Written task:
Copy out all of the data below line for line, changing nothing.

[START]

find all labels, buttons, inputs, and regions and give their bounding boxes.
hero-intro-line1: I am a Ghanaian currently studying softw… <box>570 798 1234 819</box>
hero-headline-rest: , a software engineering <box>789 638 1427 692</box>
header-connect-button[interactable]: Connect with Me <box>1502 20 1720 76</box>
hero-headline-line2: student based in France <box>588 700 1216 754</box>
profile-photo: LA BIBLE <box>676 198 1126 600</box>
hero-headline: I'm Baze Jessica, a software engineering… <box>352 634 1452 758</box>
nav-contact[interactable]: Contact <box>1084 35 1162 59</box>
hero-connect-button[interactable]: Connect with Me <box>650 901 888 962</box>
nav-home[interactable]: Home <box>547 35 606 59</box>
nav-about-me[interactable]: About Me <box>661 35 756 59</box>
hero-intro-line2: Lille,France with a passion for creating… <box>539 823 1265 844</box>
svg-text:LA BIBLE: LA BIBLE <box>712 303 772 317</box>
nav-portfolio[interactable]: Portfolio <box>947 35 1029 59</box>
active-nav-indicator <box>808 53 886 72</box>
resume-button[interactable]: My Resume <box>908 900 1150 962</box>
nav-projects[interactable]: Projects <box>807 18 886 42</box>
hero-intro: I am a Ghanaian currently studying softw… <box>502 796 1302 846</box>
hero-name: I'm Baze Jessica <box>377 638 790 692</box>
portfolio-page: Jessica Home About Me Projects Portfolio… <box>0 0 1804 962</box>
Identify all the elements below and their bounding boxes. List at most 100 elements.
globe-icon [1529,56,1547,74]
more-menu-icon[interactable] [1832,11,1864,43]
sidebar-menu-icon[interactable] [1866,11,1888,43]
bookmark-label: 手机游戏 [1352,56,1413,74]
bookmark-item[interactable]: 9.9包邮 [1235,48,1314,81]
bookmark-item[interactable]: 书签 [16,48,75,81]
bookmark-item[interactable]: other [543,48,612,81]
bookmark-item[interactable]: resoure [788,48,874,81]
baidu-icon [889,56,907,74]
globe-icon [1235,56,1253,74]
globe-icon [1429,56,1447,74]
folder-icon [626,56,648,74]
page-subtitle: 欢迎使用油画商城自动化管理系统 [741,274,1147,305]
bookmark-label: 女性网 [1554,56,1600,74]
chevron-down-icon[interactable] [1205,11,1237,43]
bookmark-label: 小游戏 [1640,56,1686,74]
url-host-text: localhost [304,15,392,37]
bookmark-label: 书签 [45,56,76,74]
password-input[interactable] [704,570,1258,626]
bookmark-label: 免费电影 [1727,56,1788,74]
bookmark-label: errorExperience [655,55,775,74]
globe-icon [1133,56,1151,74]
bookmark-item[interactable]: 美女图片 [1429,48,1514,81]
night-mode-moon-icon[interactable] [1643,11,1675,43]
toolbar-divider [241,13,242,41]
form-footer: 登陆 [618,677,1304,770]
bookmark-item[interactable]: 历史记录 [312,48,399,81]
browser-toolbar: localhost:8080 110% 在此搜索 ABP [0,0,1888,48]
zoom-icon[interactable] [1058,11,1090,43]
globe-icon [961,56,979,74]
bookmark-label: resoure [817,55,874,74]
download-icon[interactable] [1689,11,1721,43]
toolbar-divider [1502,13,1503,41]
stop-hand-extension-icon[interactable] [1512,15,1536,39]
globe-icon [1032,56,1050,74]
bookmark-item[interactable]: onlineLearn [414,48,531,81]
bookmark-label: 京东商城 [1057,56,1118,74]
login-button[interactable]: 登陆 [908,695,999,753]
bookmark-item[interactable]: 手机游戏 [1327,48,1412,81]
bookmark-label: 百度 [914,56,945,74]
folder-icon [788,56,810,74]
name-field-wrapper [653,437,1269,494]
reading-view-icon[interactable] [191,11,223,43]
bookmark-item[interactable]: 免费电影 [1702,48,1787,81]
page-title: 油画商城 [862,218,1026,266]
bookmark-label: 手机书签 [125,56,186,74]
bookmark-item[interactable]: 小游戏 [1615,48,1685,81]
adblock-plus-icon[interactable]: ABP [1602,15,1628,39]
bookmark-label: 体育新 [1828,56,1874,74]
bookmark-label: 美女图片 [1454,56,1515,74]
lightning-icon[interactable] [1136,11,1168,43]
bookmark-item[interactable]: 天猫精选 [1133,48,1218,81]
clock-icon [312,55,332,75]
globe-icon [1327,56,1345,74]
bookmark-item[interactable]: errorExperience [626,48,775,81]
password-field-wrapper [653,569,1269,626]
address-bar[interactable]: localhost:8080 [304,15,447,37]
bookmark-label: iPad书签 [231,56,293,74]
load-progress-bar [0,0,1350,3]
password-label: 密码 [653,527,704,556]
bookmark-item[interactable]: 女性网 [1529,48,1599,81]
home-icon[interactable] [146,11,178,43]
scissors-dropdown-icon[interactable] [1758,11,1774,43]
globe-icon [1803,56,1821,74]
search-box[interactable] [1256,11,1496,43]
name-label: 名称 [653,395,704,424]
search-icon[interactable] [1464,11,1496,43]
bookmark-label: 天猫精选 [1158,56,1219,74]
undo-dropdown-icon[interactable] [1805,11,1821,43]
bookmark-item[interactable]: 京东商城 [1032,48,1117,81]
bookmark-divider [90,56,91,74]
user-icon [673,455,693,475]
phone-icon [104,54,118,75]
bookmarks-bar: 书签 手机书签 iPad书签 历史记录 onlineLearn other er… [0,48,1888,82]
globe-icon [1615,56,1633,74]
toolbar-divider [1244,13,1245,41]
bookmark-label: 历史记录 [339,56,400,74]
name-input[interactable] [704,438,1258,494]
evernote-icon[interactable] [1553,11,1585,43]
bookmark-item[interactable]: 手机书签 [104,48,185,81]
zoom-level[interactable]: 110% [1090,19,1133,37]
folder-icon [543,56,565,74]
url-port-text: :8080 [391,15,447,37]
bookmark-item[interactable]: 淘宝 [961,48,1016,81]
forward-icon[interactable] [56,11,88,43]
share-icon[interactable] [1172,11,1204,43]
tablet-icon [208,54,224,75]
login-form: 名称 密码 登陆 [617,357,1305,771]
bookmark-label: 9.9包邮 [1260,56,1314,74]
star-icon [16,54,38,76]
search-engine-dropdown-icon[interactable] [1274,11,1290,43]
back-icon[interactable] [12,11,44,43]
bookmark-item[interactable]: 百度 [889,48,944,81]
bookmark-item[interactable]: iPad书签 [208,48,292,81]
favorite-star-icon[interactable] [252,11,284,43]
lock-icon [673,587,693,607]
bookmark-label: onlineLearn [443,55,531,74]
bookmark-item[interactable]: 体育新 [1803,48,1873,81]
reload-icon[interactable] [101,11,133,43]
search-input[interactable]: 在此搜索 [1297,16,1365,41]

[END]

Task result:
find all labels, buttons, inputs, and regions and give their bounding boxes.
hero-intro-line1: I am a Ghanaian currently studying softw… <box>570 798 1234 819</box>
hero-headline-rest: , a software engineering <box>789 638 1427 692</box>
header-connect-button[interactable]: Connect with Me <box>1502 20 1720 76</box>
hero-headline-line2: student based in France <box>588 700 1216 754</box>
profile-photo: LA BIBLE <box>676 198 1126 600</box>
hero-headline: I'm Baze Jessica, a software engineering… <box>352 634 1452 758</box>
nav-contact[interactable]: Contact <box>1084 35 1162 59</box>
hero-connect-button[interactable]: Connect with Me <box>650 901 888 962</box>
nav-home[interactable]: Home <box>547 35 606 59</box>
nav-about-me[interactable]: About Me <box>661 35 756 59</box>
hero-intro-line2: Lille,France with a passion for creating… <box>539 823 1265 844</box>
svg-text:LA BIBLE: LA BIBLE <box>712 303 772 317</box>
nav-portfolio[interactable]: Portfolio <box>947 35 1029 59</box>
active-nav-indicator <box>808 53 886 72</box>
resume-button[interactable]: My Resume <box>908 900 1150 962</box>
nav-projects[interactable]: Projects <box>807 18 886 42</box>
hero-intro: I am a Ghanaian currently studying softw… <box>502 796 1302 846</box>
hero-name: I'm Baze Jessica <box>377 638 790 692</box>
portfolio-page: Jessica Home About Me Projects Portfolio… <box>0 0 1804 962</box>
Identify all the elements below and their bounding boxes. List at most 100 elements.
globe-icon [1529,56,1547,74]
more-menu-icon[interactable] [1832,11,1864,43]
sidebar-menu-icon[interactable] [1866,11,1888,43]
bookmark-label: 手机游戏 [1352,56,1413,74]
bookmark-item[interactable]: 9.9包邮 [1235,48,1314,81]
bookmark-item[interactable]: 书签 [16,48,75,81]
bookmark-item[interactable]: other [543,48,612,81]
bookmark-item[interactable]: resoure [788,48,874,81]
baidu-icon [889,56,907,74]
globe-icon [1235,56,1253,74]
globe-icon [1429,56,1447,74]
folder-icon [626,56,648,74]
page-subtitle: 欢迎使用油画商城自动化管理系统 [741,274,1147,305]
bookmark-label: 女性网 [1554,56,1600,74]
chevron-down-icon[interactable] [1205,11,1237,43]
bookmark-label: 小游戏 [1640,56,1686,74]
url-host-text: localhost [304,15,392,37]
bookmark-label: 书签 [45,56,76,74]
password-input[interactable] [704,570,1258,626]
bookmark-label: 免费电影 [1727,56,1788,74]
bookmark-label: errorExperience [655,55,775,74]
globe-icon [1133,56,1151,74]
bookmark-item[interactable]: 美女图片 [1429,48,1514,81]
night-mode-moon-icon[interactable] [1643,11,1675,43]
toolbar-divider [241,13,242,41]
form-footer: 登陆 [618,677,1304,770]
bookmark-item[interactable]: 历史记录 [312,48,399,81]
browser-toolbar: localhost:8080 110% 在此搜索 ABP [0,0,1888,48]
zoom-icon[interactable] [1058,11,1090,43]
globe-icon [961,56,979,74]
bookmark-label: resoure [817,55,874,74]
download-icon[interactable] [1689,11,1721,43]
toolbar-divider [1502,13,1503,41]
stop-hand-extension-icon[interactable] [1512,15,1536,39]
globe-icon [1032,56,1050,74]
bookmark-item[interactable]: onlineLearn [414,48,531,81]
bookmark-label: 京东商城 [1057,56,1118,74]
login-button[interactable]: 登陆 [908,695,999,753]
bookmark-item[interactable]: 手机游戏 [1327,48,1412,81]
bookmark-label: 百度 [914,56,945,74]
folder-icon [788,56,810,74]
name-field-wrapper [653,437,1269,494]
reading-view-icon[interactable] [191,11,223,43]
bookmark-item[interactable]: 免费电影 [1702,48,1787,81]
page-title: 油画商城 [862,218,1026,266]
bookmark-label: 手机书签 [125,56,186,74]
bookmark-item[interactable]: 小游戏 [1615,48,1685,81]
adblock-plus-icon[interactable]: ABP [1602,15,1628,39]
bookmark-label: 体育新 [1828,56,1874,74]
bookmark-label: 美女图片 [1454,56,1515,74]
lightning-icon[interactable] [1136,11,1168,43]
bookmark-item[interactable]: 天猫精选 [1133,48,1218,81]
clock-icon [312,55,332,75]
globe-icon [1327,56,1345,74]
bookmark-item[interactable]: errorExperience [626,48,775,81]
password-field-wrapper [653,569,1269,626]
address-bar[interactable]: localhost:8080 [304,15,447,37]
bookmark-label: iPad书签 [231,56,293,74]
load-progress-bar [0,0,1350,3]
password-label: 密码 [653,527,704,556]
bookmark-item[interactable]: 女性网 [1529,48,1599,81]
home-icon[interactable] [146,11,178,43]
scissors-dropdown-icon[interactable] [1758,11,1774,43]
globe-icon [1803,56,1821,74]
search-box[interactable] [1256,11,1496,43]
name-label: 名称 [653,395,704,424]
search-icon[interactable] [1464,11,1496,43]
bookmark-label: 天猫精选 [1158,56,1219,74]
undo-dropdown-icon[interactable] [1805,11,1821,43]
bookmark-item[interactable]: 京东商城 [1032,48,1117,81]
bookmark-divider [90,56,91,74]
user-icon [673,455,693,475]
phone-icon [104,54,118,75]
bookmarks-bar: 书签 手机书签 iPad书签 历史记录 onlineLearn other er… [0,48,1888,82]
globe-icon [1615,56,1633,74]
toolbar-divider [1244,13,1245,41]
bookmark-label: 历史记录 [339,56,400,74]
name-input[interactable] [704,438,1258,494]
evernote-icon[interactable] [1553,11,1585,43]
bookmark-item[interactable]: 手机书签 [104,48,185,81]
zoom-level[interactable]: 110% [1090,19,1133,37]
folder-icon [543,56,565,74]
url-port-text: :8080 [391,15,447,37]
bookmark-item[interactable]: 淘宝 [961,48,1016,81]
forward-icon[interactable] [56,11,88,43]
share-icon[interactable] [1172,11,1204,43]
tablet-icon [208,54,224,75]
login-form: 名称 密码 登陆 [617,357,1305,771]
bookmark-label: 9.9包邮 [1260,56,1314,74]
star-icon [16,54,38,76]
search-engine-dropdown-icon[interactable] [1274,11,1290,43]
back-icon[interactable] [12,11,44,43]
bookmark-item[interactable]: 百度 [889,48,944,81]
bookmark-item[interactable]: iPad书签 [208,48,292,81]
favorite-star-icon[interactable] [252,11,284,43]
lock-icon [673,587,693,607]
bookmark-label: onlineLearn [443,55,531,74]
bookmark-item[interactable]: 体育新 [1803,48,1873,81]
reload-icon[interactable] [101,11,133,43]
search-input[interactable]: 在此搜索 [1297,16,1365,41]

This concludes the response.